[Begin]
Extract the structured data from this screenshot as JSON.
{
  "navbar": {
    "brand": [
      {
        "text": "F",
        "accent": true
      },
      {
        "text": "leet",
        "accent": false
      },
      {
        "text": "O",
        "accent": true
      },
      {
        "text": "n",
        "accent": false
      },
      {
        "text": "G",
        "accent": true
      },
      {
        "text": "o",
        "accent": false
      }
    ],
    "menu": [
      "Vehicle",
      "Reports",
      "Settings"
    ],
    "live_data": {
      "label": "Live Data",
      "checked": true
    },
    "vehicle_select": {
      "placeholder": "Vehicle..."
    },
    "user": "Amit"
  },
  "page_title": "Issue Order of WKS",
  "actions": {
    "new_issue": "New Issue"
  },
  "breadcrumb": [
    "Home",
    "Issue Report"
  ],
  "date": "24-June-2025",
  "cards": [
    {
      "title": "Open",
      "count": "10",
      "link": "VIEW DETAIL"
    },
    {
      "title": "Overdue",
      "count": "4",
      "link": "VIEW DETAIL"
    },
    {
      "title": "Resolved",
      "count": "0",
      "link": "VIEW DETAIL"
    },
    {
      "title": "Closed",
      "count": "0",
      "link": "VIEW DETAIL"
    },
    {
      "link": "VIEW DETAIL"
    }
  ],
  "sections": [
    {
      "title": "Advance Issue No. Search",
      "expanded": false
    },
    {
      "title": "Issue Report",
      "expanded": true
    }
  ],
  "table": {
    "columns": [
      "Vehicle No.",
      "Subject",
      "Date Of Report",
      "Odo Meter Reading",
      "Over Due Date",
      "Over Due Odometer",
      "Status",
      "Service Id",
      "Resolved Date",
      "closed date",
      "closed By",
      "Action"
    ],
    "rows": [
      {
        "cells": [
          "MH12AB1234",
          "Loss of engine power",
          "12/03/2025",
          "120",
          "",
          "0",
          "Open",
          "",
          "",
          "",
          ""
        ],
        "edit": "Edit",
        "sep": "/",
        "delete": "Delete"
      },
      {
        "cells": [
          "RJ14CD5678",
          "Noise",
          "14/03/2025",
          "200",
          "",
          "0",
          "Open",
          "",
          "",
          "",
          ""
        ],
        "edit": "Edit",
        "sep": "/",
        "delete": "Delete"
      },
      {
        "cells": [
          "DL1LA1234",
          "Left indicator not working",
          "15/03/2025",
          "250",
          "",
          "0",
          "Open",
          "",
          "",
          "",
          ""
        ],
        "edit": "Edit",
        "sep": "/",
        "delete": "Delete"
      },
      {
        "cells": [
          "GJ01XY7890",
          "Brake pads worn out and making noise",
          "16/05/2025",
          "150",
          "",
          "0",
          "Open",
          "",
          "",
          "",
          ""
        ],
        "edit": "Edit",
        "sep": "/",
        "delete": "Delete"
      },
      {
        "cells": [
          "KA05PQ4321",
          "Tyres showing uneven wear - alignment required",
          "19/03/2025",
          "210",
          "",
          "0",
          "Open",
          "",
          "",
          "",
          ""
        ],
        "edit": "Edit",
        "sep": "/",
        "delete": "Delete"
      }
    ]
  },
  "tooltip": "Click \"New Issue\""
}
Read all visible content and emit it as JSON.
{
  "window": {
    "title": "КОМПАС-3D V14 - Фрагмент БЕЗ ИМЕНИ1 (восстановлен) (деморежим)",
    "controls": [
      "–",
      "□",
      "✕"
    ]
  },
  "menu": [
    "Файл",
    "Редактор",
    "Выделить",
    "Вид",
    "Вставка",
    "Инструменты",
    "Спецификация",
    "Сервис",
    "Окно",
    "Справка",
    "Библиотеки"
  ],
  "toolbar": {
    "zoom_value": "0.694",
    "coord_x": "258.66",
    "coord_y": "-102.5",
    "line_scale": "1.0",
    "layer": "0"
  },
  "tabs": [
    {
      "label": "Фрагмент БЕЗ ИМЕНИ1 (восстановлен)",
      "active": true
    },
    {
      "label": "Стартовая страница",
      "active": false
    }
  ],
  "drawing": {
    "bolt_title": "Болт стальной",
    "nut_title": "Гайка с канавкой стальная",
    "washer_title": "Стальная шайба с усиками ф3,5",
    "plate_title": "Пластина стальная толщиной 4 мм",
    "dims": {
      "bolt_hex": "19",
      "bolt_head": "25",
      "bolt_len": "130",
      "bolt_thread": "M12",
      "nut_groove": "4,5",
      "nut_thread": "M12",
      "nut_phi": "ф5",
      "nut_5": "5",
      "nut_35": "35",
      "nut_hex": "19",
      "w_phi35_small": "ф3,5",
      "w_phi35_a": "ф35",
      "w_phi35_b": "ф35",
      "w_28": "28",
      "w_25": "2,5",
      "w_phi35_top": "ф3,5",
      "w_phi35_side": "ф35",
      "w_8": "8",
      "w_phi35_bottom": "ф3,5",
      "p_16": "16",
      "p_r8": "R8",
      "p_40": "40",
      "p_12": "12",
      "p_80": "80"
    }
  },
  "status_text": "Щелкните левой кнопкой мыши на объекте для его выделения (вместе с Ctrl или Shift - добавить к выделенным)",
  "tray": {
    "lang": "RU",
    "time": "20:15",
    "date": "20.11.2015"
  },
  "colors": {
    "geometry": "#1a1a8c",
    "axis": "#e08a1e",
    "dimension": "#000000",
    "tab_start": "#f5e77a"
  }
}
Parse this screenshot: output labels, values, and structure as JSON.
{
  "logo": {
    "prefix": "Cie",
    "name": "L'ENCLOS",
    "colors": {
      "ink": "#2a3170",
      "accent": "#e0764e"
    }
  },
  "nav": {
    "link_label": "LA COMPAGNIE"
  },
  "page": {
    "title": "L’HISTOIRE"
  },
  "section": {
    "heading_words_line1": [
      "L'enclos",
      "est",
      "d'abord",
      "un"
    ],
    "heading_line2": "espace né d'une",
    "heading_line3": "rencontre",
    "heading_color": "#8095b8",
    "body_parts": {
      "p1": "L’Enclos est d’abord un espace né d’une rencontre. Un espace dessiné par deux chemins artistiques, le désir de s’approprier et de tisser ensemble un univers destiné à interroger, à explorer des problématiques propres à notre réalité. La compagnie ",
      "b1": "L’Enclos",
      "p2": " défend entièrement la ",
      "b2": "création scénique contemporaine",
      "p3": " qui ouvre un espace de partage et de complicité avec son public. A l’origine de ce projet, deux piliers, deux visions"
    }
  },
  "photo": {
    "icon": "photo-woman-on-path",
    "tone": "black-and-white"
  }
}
[End]
Gather all lines of the records that include the word "espace".

- Correct result
    "heading_line2": "espace né d'une",
      "p1": "L’Enclos est d’abord un espace né d’une rencontre. Un espace dessiné par deux chemins artistiques, le désir de s’approprier et de tisser ensemble un univers destiné à interroger, à explorer des problématiques propres à notre réalité. La compagnie ",
      "p3": " qui ouvre un espace de partage et de complicité avec son public. A l’origine de ce projet, deux piliers, deux visions"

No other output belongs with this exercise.